▶ [Texto para leitura]
——————
Um clássico que criticou os poderosos e a escravidão

O último 10 de maio registrou o 430º aniversário da morte de Luiz Vaz de Camões. O estudo da sua obra já foi obrigatório no Brasil. No final do século passado, fez sucesso: a banda Legião Urbana gravou uma canção, Monte Castelo, feita pelo Renato Russo usando a letra de I Corinto 13, do Novo Testamento – “Ainda que eu falasse a língua dos homens…” – e parte do Soneto 11, de Camões –“Amor é um fogo que arde sem se ver, é ferida que dói, e não se sente…”

Quando obrigatório, o estudo da sua obra mais afastava do que atraía leitores para seus versos. Em 1973, Ulysses Guimarães, anticandidato do então MDB a presidente contra a ditadura militar, tinha sua campanha censurada nos meios de comunicação e substituída por versos d´Os Lusíadas nas páginas do jornal O Estado de S. Paulo. Ele desabafou: “Quem mais atrapalha o MDB é o Luís de Camões. Este poeta tem me perseguido desde os bancos escolares, quando eu o achava incompreensível”.
——————
▶ [Linhas armazenadas]
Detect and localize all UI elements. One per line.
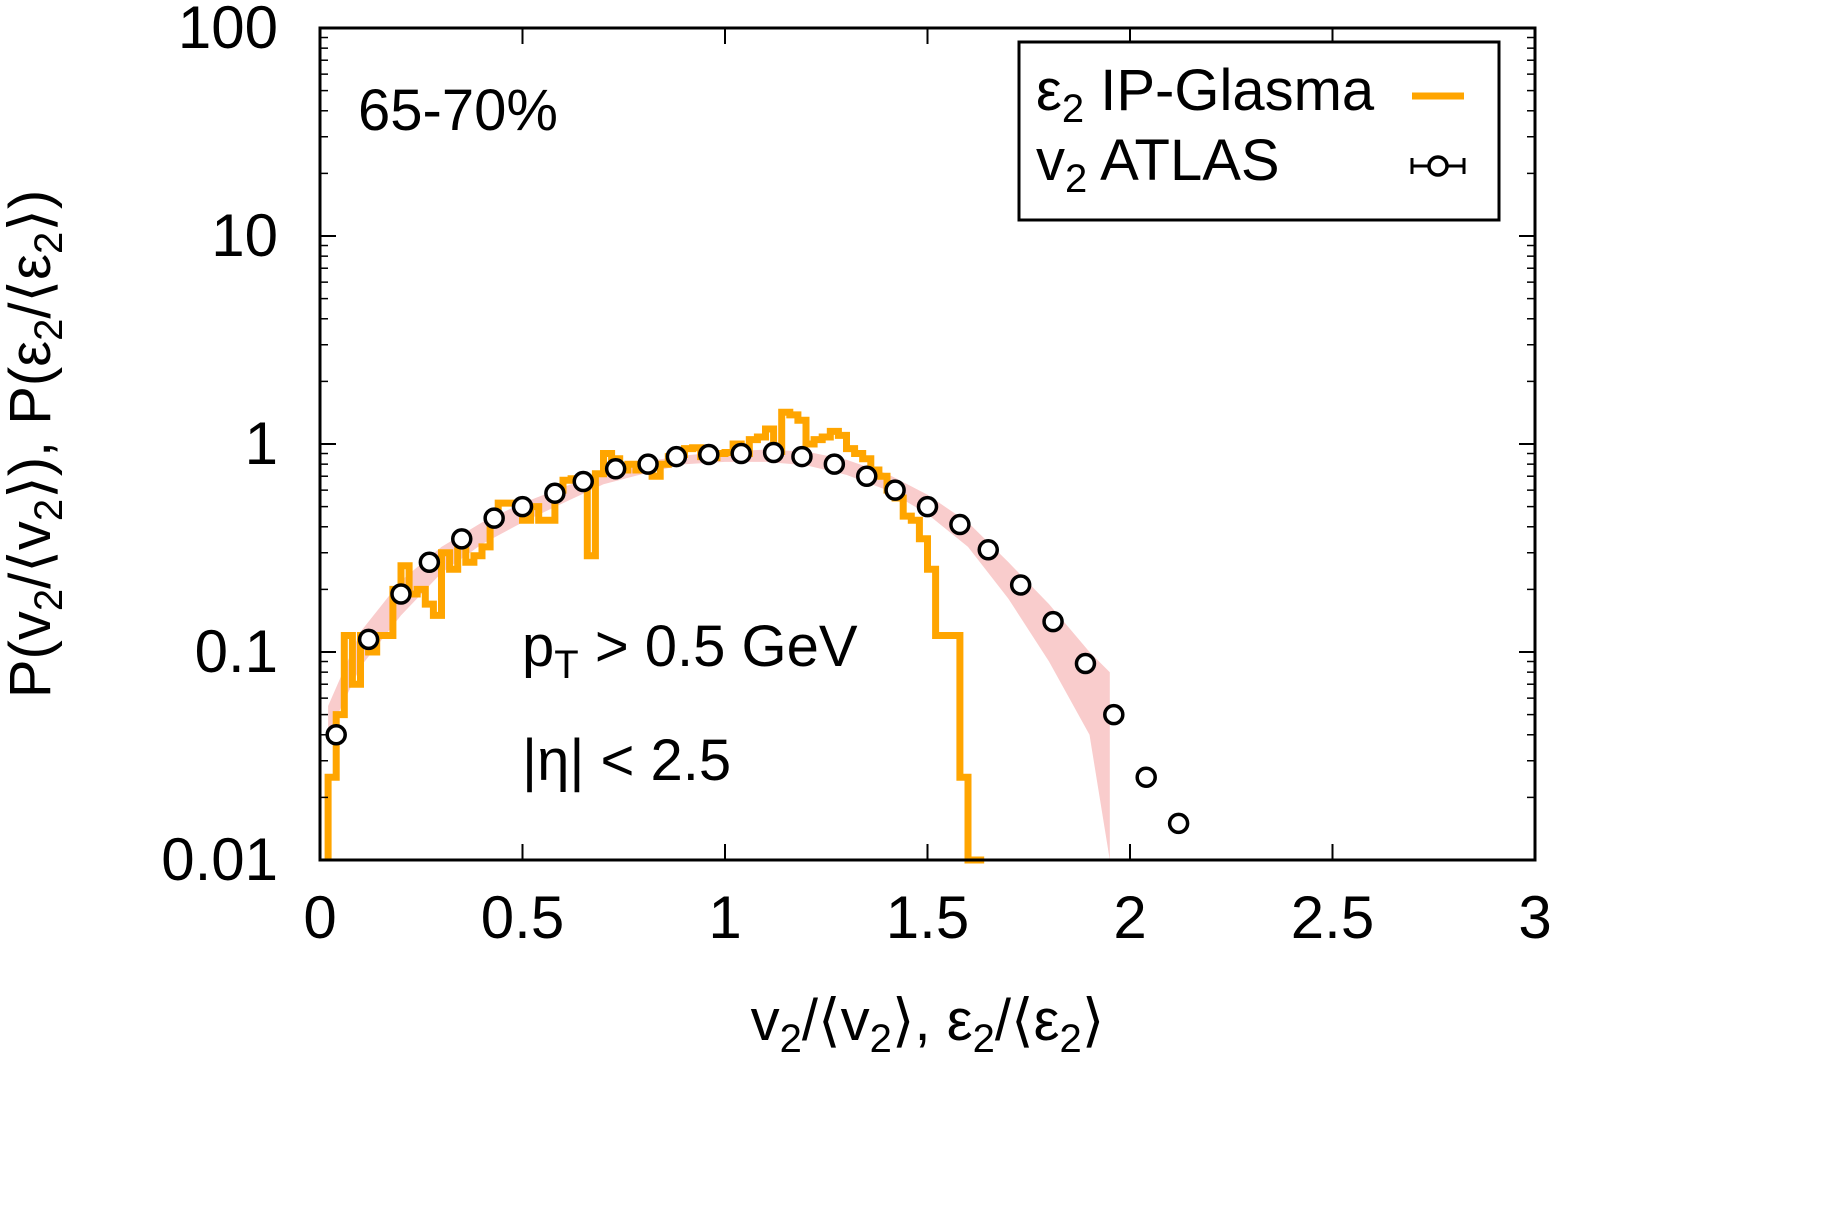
x-tick-label: 2 — [1113, 884, 1146, 951]
atlas-marker — [1167, 812, 1190, 835]
atlas-marker — [637, 453, 659, 475]
atlas-data-point — [325, 724, 347, 746]
pt-cut-annotation: pT > 0.5 GeV — [522, 614, 858, 687]
y-axis-title: P(v2/⟨v2⟩), P(ε2/⟨ε2⟩) — [0, 190, 71, 698]
atlas-marker — [418, 551, 441, 574]
legend-box — [1017, 40, 1501, 222]
atlas-data-point — [544, 482, 566, 504]
y-tick-label: 1 — [245, 410, 278, 477]
atlas-marker — [483, 507, 505, 529]
atlas-marker — [665, 445, 688, 468]
atlas-data-point — [1074, 652, 1097, 675]
atlas-data-point — [762, 441, 785, 464]
ip-glasma-histogram — [324, 408, 985, 864]
legend-label-ip-glasma: ε2 IP-Glasma — [1036, 58, 1375, 131]
y-tick-label: 10 — [211, 202, 278, 269]
atlas-marker — [390, 583, 412, 605]
x-tick-label: 0.5 — [481, 884, 564, 951]
x-tick-label: 1.5 — [886, 884, 969, 951]
ticks-layer — [319, 27, 1536, 861]
atlas-marker — [325, 724, 347, 746]
atlas-marker — [730, 442, 752, 465]
atlas-marker — [698, 443, 720, 466]
x-tick-label: 3 — [1518, 884, 1551, 951]
atlas-data-point — [637, 453, 659, 475]
y-tick-label: 100 — [178, 0, 278, 61]
atlas-marker — [1135, 766, 1157, 788]
atlas-data-point — [916, 495, 939, 518]
atlas-data-point — [977, 539, 999, 561]
atlas-data-point — [511, 495, 534, 518]
atlas-marker — [1042, 610, 1064, 633]
atlas-marker — [916, 495, 939, 518]
atlas-marker — [1009, 574, 1032, 596]
atlas-data-point — [823, 453, 846, 475]
atlas-marker — [511, 495, 534, 518]
atlas-marker — [1074, 652, 1097, 675]
legend-marker — [1427, 155, 1449, 177]
atlas-data-point — [357, 628, 380, 651]
atlas-marker — [884, 479, 906, 501]
x-tick-label: 1 — [708, 884, 741, 951]
atlas-data-point — [572, 470, 594, 493]
centrality-annotation: 65-70% — [358, 78, 558, 143]
atlas-marker — [451, 528, 473, 550]
atlas-data-point — [483, 507, 505, 529]
atlas-data-point — [856, 465, 878, 487]
x-tick-labels: 0 0.5 1 1.5 2 2.5 3 — [303, 884, 1551, 951]
atlas-data-point — [1009, 574, 1032, 596]
atlas-data-point — [791, 445, 813, 468]
atlas-data-point — [1103, 703, 1125, 726]
atlas-marker — [544, 482, 566, 504]
x-tick-label: 0 — [303, 884, 336, 951]
atlas-data-point — [698, 443, 720, 466]
histogram-layer — [324, 408, 985, 864]
legend-label-atlas: v2 ATLAS — [1036, 128, 1280, 201]
atlas-data-point — [949, 513, 971, 536]
x-tick-label: 2.5 — [1291, 884, 1374, 951]
eta-cut-annotation: |η| < 2.5 — [522, 728, 731, 793]
atlas-data-point — [1167, 812, 1190, 835]
data-points-layer — [325, 441, 1190, 835]
atlas-marker — [604, 458, 627, 480]
legend-swatch-atlas — [1410, 155, 1466, 177]
atlas-data-point — [1042, 610, 1064, 633]
atlas-data-point — [418, 551, 441, 574]
atlas-data-point — [451, 528, 473, 550]
atlas-marker — [856, 465, 878, 487]
atlas-marker — [357, 628, 380, 651]
atlas-marker — [823, 453, 846, 475]
atlas-data-point — [730, 442, 752, 465]
x-axis-title: v2/⟨v2⟩, ε2/⟨ε2⟩ — [751, 988, 1105, 1061]
atlas-data-point — [1135, 766, 1157, 788]
atlas-marker — [791, 445, 813, 468]
atlas-data-point — [665, 445, 688, 468]
atlas-marker — [949, 513, 971, 536]
atlas-data-point — [604, 458, 627, 480]
atlas-data-point — [884, 479, 906, 501]
atlas-marker — [572, 470, 594, 493]
y-tick-labels: 0.01 0.1 1 10 100 — [161, 0, 278, 893]
atlas-data-point — [390, 583, 412, 605]
y-tick-label: 0.01 — [161, 826, 278, 893]
atlas-marker — [762, 441, 785, 464]
atlas-marker — [1103, 703, 1125, 726]
legend: ε2 IP-Glasma v2 ATLAS — [1017, 40, 1501, 222]
atlas-marker — [977, 539, 999, 561]
y-tick-label: 0.1 — [195, 618, 278, 685]
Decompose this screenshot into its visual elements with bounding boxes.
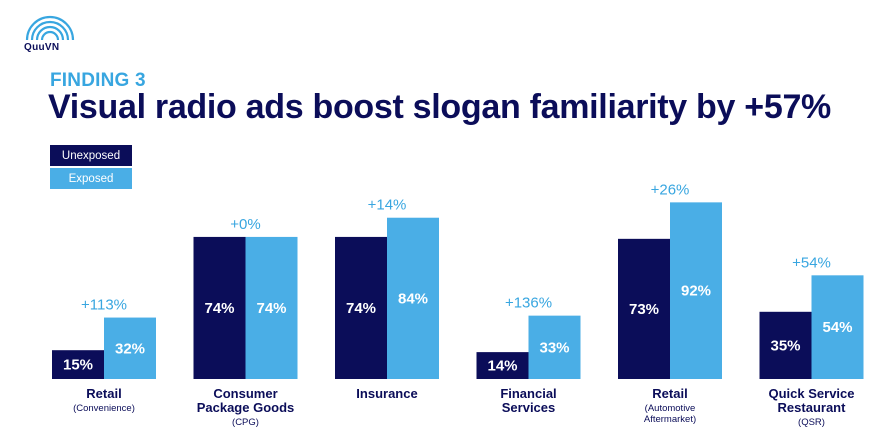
data-label-exposed: 33% [539,339,569,356]
bar-unexposed [618,238,670,379]
logo-wordmark: QuuVN [24,42,60,53]
data-label-unexposed: 74% [204,300,234,317]
bar-unexposed [476,352,529,379]
category-sublabel: (CPG) [232,417,259,428]
lift-label: +113% [81,297,127,314]
lift-label: +54% [792,254,831,271]
signal-waves-icon [25,15,75,41]
category-sublabel: Aftermarket) [644,414,696,425]
bar-unexposed [193,236,246,379]
lift-label: +136% [505,295,552,312]
data-label-exposed: 32% [115,340,145,357]
category-sublabel: (Automotive [645,403,696,414]
finding-kicker: FINDING 3 [50,70,146,91]
category-sublabel: (QSR) [798,417,825,428]
category-label: Financial [500,386,556,401]
bar-unexposed [52,350,104,379]
data-label-exposed: 84% [398,290,428,307]
lift-label: +0% [230,216,260,233]
legend-unexposed: Unexposed [50,145,132,166]
page-title: Visual radio ads boost slogan familiarit… [48,88,831,126]
category-label: Services [502,400,556,415]
category-label: Consumer [213,386,277,401]
lift-label: +14% [368,197,407,214]
bar-exposed [670,202,722,379]
data-label-unexposed: 73% [629,301,659,318]
data-label-unexposed: 74% [346,300,376,317]
bar-exposed [811,275,864,379]
data-label-unexposed: 15% [63,357,93,374]
data-label-exposed: 92% [681,283,711,300]
category-label: Restaurant [778,400,847,415]
data-label-unexposed: 14% [487,358,517,375]
bar-exposed [245,236,298,379]
bar-unexposed [759,311,812,379]
category-label: Insurance [356,386,417,401]
bar-unexposed [335,236,387,379]
category-label: Quick Service [769,386,855,401]
quuvn-logo: QuuVN [24,8,86,58]
bar-exposed [528,315,581,379]
legend-exposed: Exposed [50,168,132,189]
data-label-unexposed: 35% [770,337,800,354]
category-sublabel: (Convenience) [73,403,135,414]
data-label-exposed: 54% [822,319,852,336]
category-label: Retail [86,386,121,401]
lift-label: +26% [651,181,690,198]
bar-exposed [104,317,156,379]
data-label-exposed: 74% [256,300,286,317]
category-label: Retail [652,386,687,401]
category-label: Package Goods [197,400,295,415]
bar-exposed [387,217,439,379]
chart-legend: Unexposed Exposed [50,145,132,189]
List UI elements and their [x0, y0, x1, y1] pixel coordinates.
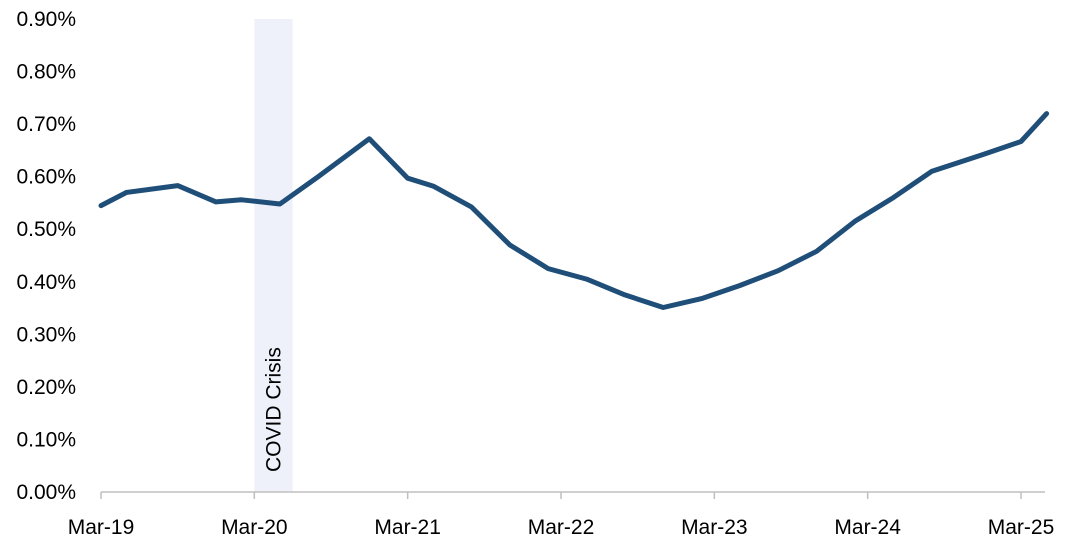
axes: [100, 491, 1045, 499]
y-tick-label: 0.80%: [16, 61, 76, 84]
y-tick-label: 0.30%: [16, 323, 76, 346]
x-axis-tick-labels: Mar-19 Mar-20 Mar-21 Mar-22 Mar-23 Mar-24 Mar-…: [68, 516, 1055, 539]
x-tick-label: Mar-22: [528, 516, 595, 539]
y-tick-label: 0.10%: [16, 428, 76, 451]
y-tick-label: 0.20%: [16, 376, 76, 399]
x-tick-label: Mar-20: [221, 516, 288, 539]
x-tick-label: Mar-25: [988, 516, 1055, 539]
series-group: [98, 111, 1050, 310]
covid-crisis-shade: [254, 19, 293, 492]
series-line: [98, 111, 1050, 310]
covid-crisis-label: COVID Crisis: [263, 347, 286, 472]
x-tick-label: Mar-19: [68, 516, 135, 539]
y-tick-label: 0.50%: [16, 218, 76, 241]
y-tick-label: 0.90%: [16, 8, 76, 31]
y-axis-tick-labels: 0.00% 0.10% 0.20% 0.30% 0.40% 0.50% 0.60% 0.70%…: [16, 8, 76, 504]
x-tick-label: Mar-21: [374, 516, 441, 539]
x-tick-label: Mar-24: [834, 516, 901, 539]
y-tick-label: 0.40%: [16, 271, 76, 294]
y-tick-label: 0.60%: [16, 166, 76, 189]
y-tick-label: 0.70%: [16, 113, 76, 136]
y-tick-label: 0.00%: [16, 481, 76, 504]
x-tick-label: Mar-23: [681, 516, 748, 539]
annotation-band: COVID Crisis: [254, 19, 293, 492]
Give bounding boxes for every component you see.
——————
▶ [Instruções de trabalho]
1. Responda às perguntas sobre o texto sobre Camões:
(a) Que aniversário da morte de Camões foi registrado no último 10 de maio?
(b) Que banda gravou a canção Monte Castelo?
(c) Em que jornal os versos d´Os Lusíadas substituíram a campanha de Ulysses Guimarães em 1973?
2. Retome o texto sobre Camões e continue-o a partir da última frase, por favor.
As linhas vêm de uma fonte diferente da do texto.

▶ [Resultados]
1.
(a) O 430º aniversário.
(b) Legião Urbana.
(c) O Estado de S. Paulo.

2.
Era o tempo em que na aula de gramática dava-se os versos 5 a 7 da estrofe 51 do canto IV:

O bem co mal, o gosto coa tristeza.
Quem viu sempre um estado deleitoso?
Ou quem viu em Fortuna haver firmeza?

– e se perguntava: Por que tristeza e firmeza se escrevem com z?

Há uma excelente edição d’Os Lusíadas, preparada pela Biblioteca do Exército, com explicações detalhadas dos significados das suas 1.102 estrofes. Um de seus principais estudiosos no Brasil, Afrânio Peixoto, dedicou um de seus ensaios ao tema “Camões, poeta social”. Nele, trata de “um Camões político que nos ensine ou nos distraia gravemente”. Faz uma compilação de vários trechos da obra maior do poeta. Camões tratou, por exemplo, do rei Sancho II:

A rei não obedece, nem consente
Que não for, mais que todos, excelente.

E do D. Fernando:

Remisso, e sem cuidado algum, Fernando,
Que todo o reino pôs em muito aperto.

Num verso, sentenciou: “Que um fraco rei faz fraca a forte gente”. Noutro trecho, lamentou o descaso das classes dirigentes portuguesas com a cultura:

Sem vergonha o não digo, que a razão
De alguém não ser por versos excelente,
É não se ver prezado o verso e rima
Porque, quem não sabe a arte, não na estima.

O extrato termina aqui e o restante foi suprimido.